Governor Jerry Brown and his staff are exchanging high-fives over balancing California’s budget, but the people on whose backs it was balanced are not rejoicing. The state’s high-wire act has been called “the ultimate in austerity budgets.”
Welfare payments, health care for the poor, and benefits for the elderly and disabled have been slashed. State workers have been downsized. School districts in need of cash have been reduced to borrowing through “capital appreciation bonds” bearing 300% interest. In one notorious case, the Santa Ana school district actually borrowed at 1,000% interest. And the governor acknowledges that California still faces a “wall of debt” amounting to $28 billion. Some analysts put it much higher than that.
At the end of the 20th century, California was ranked the sixth largest economy in the world. By 2012, it had slipped to number twelve. It is coming back up, in part because European countries are falling further into recession; but California’s poverty rate remains the highest in the country. More than eight million Californians struggle to meet their daily needs, and one in four children lives in poverty. Income inequality is higher in the nation’s most populous state than in almost any other.
California cannot solve its budget problems by slashing services that have already been cut to the bone or raising sales taxes that hurt the poor far more than the rich. We are fighting over a pie that remains too small. The pie itself needs to be expanded – and it can be.
How? By reclaiming that portion that is now siphoned off in interest and bank fees. When tallied up at every stage of production, interest has been calculated to claim one-third of everything we buy.
How can that money be recaptured? By owning the bank.
The approach was pioneered in North Dakota, the only state to escape the 2008 banking crisis. North Dakota has the lowest unemployment rate in the country, the lowest foreclosure rate, the lowest default rate on credit card debt, and no state debt at all. It is also the only state to own its own bank.
In the fall of 2011, a bill for a feasibility study for a state-owned bank passed both houses of the California legislature. The Public Banking Institute, which I founded and chair, was instrumental in helping to get the bill as far as it got. But it died when Jerry Brown vetoed it. His rationale was that we already have a banking committee, and that the matter could be explored in-house. Needless to say, however, we have heard no more about it since.
I am therefore running for California State Treasurer on a state bank platform, along with Laura Wells, who is running for Controller. We are throwing our bonnets in the ring for the opportunity to show the Governorr or his successor that a state-owned bank can be our ticket to returning California to the abundance it once enjoyed.

◇ ◇ ◇ ◇ ◇

EXERCISES ▸
(a) Rewrite the passage on California's budget between "How can that" and "about it since.", inclusive, replacing "feasibility study" with "cost analysis".
(b) Translate this sentence from the passage on California's budget into Spanish: "It is also the only state to own its own bank."

(Stored data)
◇ ◇ ◇ ◇ ◇

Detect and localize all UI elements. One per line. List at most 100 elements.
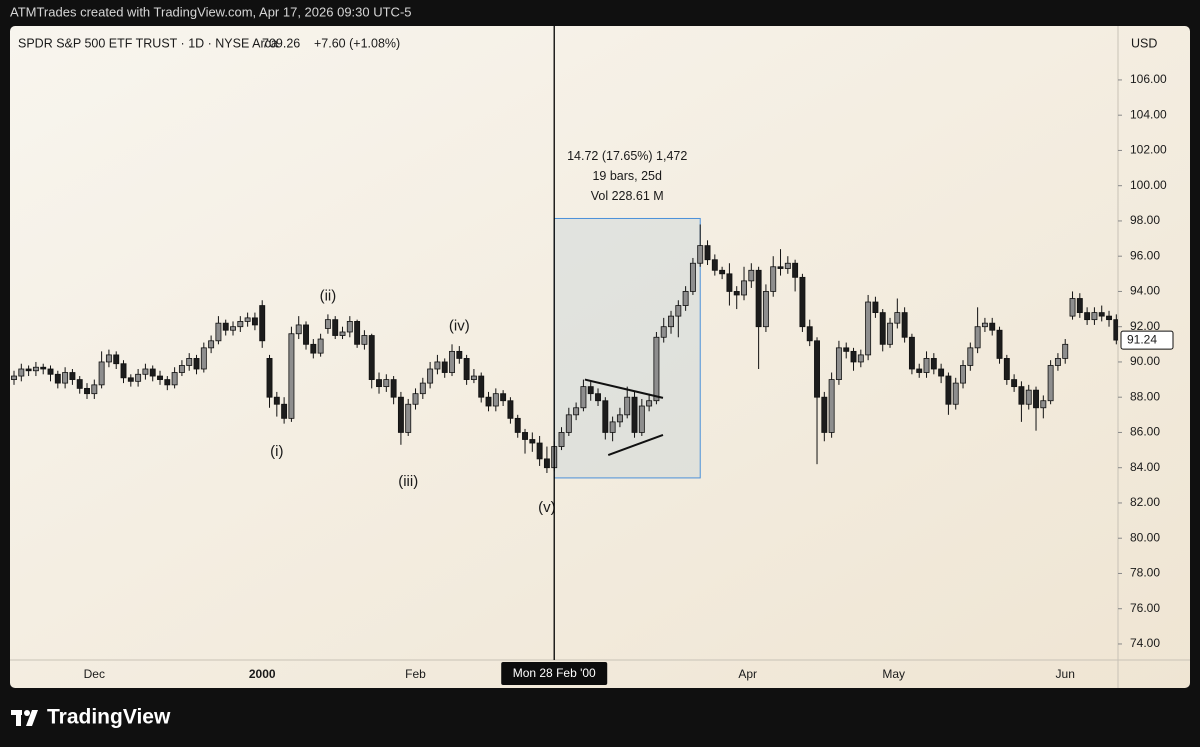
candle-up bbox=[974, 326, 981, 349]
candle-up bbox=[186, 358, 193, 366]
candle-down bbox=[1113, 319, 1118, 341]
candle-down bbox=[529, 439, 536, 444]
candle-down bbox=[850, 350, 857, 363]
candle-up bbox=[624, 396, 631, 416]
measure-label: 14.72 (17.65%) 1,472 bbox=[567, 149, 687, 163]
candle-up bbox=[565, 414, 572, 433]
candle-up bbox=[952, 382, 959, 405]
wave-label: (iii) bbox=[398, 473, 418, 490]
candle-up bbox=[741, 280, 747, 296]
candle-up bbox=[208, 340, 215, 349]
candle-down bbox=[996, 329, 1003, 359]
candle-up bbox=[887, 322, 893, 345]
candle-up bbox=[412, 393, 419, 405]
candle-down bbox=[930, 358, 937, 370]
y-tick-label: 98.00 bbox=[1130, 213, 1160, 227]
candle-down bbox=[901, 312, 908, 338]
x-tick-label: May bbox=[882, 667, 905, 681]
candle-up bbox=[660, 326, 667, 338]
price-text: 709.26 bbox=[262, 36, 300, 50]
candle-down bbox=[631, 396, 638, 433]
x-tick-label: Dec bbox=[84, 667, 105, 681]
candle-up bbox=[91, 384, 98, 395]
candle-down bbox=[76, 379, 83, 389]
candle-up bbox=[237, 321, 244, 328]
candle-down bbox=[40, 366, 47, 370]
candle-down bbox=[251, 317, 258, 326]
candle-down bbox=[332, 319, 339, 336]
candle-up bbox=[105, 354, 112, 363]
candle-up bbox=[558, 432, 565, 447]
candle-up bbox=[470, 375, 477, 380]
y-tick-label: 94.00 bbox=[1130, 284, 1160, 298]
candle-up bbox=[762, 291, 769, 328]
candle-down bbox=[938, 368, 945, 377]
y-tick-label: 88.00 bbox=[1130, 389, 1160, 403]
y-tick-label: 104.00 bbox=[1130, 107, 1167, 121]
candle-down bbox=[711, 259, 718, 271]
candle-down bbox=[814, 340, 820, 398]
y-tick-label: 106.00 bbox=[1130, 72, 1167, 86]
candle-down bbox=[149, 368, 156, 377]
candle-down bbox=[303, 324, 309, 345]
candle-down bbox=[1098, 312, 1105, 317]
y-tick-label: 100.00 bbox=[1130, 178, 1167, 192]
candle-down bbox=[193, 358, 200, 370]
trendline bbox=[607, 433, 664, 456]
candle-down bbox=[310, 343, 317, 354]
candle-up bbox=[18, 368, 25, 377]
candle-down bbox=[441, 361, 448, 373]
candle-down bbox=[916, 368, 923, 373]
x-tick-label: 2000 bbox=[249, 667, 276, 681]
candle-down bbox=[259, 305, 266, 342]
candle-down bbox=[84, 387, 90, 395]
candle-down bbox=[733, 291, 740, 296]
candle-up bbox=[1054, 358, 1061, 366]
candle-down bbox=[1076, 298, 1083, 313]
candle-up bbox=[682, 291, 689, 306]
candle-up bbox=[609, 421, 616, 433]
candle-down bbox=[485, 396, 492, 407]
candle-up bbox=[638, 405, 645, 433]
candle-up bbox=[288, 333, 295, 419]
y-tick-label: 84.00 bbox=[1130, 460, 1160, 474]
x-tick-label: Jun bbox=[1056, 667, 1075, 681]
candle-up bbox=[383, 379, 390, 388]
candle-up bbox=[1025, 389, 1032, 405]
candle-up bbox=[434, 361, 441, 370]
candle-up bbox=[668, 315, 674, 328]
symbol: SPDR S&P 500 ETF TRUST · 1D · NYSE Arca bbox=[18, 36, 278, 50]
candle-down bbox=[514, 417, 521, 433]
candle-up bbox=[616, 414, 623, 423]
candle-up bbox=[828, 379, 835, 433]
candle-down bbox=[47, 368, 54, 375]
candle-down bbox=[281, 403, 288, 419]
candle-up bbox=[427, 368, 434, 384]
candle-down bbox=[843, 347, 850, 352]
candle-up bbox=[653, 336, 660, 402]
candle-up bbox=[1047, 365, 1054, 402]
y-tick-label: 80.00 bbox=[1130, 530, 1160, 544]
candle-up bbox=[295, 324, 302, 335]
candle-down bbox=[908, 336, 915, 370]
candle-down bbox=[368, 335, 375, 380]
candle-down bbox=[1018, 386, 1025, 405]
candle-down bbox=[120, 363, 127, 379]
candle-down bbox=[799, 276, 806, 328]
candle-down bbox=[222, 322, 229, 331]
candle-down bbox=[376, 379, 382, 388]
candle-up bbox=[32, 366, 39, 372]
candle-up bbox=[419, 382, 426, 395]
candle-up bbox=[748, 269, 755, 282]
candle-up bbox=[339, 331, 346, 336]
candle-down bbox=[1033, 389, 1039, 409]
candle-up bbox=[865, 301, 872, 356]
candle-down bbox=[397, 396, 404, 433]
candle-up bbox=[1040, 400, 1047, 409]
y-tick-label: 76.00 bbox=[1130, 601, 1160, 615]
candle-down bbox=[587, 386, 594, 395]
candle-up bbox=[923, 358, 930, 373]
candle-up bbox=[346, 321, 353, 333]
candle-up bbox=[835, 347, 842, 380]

◇ ◇ ◇ ◇ ◇

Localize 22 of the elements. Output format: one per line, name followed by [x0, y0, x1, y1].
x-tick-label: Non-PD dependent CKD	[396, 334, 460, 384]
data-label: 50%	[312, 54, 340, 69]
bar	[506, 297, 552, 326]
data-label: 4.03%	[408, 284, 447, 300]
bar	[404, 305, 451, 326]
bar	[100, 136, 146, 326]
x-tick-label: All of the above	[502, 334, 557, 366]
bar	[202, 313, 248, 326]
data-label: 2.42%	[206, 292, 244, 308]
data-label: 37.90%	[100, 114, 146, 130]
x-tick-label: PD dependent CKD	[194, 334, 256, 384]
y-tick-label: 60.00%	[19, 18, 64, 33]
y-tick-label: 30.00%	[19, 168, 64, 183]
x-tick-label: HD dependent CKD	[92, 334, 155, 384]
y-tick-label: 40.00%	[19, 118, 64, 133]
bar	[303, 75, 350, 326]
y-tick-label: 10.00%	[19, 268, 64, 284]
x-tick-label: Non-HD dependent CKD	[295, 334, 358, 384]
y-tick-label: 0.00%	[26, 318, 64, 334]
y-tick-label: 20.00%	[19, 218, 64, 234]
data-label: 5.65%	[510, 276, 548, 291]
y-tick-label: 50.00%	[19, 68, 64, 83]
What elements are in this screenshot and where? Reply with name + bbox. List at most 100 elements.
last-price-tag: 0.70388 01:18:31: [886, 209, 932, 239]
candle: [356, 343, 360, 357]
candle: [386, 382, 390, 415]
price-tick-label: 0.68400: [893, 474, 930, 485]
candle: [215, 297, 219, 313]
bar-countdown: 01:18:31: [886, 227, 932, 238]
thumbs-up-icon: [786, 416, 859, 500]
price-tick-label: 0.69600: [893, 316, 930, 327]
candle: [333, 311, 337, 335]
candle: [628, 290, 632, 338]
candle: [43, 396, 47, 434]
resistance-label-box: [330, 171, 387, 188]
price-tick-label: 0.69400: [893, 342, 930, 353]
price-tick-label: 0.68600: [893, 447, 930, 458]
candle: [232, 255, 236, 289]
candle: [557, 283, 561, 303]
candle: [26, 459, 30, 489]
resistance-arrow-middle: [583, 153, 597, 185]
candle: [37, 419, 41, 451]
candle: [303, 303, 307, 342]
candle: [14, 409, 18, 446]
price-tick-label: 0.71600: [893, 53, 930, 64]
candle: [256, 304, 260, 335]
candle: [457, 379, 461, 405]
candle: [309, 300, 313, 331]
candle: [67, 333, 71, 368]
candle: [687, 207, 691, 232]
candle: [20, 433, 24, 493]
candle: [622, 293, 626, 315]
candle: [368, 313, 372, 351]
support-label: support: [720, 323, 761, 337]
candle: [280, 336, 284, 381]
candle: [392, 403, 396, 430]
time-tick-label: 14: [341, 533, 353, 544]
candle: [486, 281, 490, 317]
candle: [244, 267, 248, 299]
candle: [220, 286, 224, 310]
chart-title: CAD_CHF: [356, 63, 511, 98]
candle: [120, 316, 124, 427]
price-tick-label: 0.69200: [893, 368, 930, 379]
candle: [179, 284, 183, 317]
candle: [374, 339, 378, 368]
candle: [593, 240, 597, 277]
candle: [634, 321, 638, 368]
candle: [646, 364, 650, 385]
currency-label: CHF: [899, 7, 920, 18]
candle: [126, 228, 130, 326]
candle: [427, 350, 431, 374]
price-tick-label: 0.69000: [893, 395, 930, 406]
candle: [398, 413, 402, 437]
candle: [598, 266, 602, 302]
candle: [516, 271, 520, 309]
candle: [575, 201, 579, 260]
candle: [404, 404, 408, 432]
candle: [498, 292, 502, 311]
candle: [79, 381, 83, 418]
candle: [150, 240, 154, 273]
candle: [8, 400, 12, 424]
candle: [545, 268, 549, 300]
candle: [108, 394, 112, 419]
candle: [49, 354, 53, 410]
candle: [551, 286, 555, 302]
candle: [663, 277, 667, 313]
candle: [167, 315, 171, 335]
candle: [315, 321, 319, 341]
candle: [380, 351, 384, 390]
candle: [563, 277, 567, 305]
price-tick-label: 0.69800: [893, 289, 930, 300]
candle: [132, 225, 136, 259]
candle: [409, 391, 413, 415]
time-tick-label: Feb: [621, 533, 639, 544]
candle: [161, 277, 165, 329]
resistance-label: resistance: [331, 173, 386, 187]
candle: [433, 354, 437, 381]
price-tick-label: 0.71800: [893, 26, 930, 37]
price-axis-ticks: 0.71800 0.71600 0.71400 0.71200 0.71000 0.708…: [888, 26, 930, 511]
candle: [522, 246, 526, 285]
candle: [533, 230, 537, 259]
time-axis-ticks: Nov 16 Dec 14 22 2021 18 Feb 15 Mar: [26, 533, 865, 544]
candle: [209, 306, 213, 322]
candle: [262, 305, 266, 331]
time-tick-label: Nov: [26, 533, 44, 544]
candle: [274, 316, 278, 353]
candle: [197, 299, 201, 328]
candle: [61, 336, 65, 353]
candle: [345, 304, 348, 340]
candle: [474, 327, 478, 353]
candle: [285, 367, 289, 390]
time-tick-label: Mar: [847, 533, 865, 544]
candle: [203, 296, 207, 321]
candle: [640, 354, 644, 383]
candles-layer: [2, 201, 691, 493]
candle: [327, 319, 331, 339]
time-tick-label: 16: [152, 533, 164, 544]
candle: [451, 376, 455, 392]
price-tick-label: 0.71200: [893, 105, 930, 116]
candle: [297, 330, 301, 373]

◇ ◇ ◇ ◇ ◇

ANSWERS TO THE PROBLEMS ▸
(a)
How can that money be recaptured? By owning the bank.
The approach was pioneered in North Dakota, the only state to escape the 2008 banking crisis. North Dakota has the lowest unemployment rate in the country, the lowest foreclosure rate, the lowest default rate on credit card debt, and no state debt at all. It is also the only state to own its own bank.
In the fall of 2011, a bill for a cost analysis for a state-owned bank passed both houses of the California legislature. The Public Banking Institute, which I founded and chair, was instrumental in helping to get the bill as far as it got. But it died when Jerry Brown vetoed it. His rationale was that we already have a banking committee, and that the matter could be explored in-house. Needless to say, however, we have heard no more about it since.

(b) También es el único estado que posee su propio banco.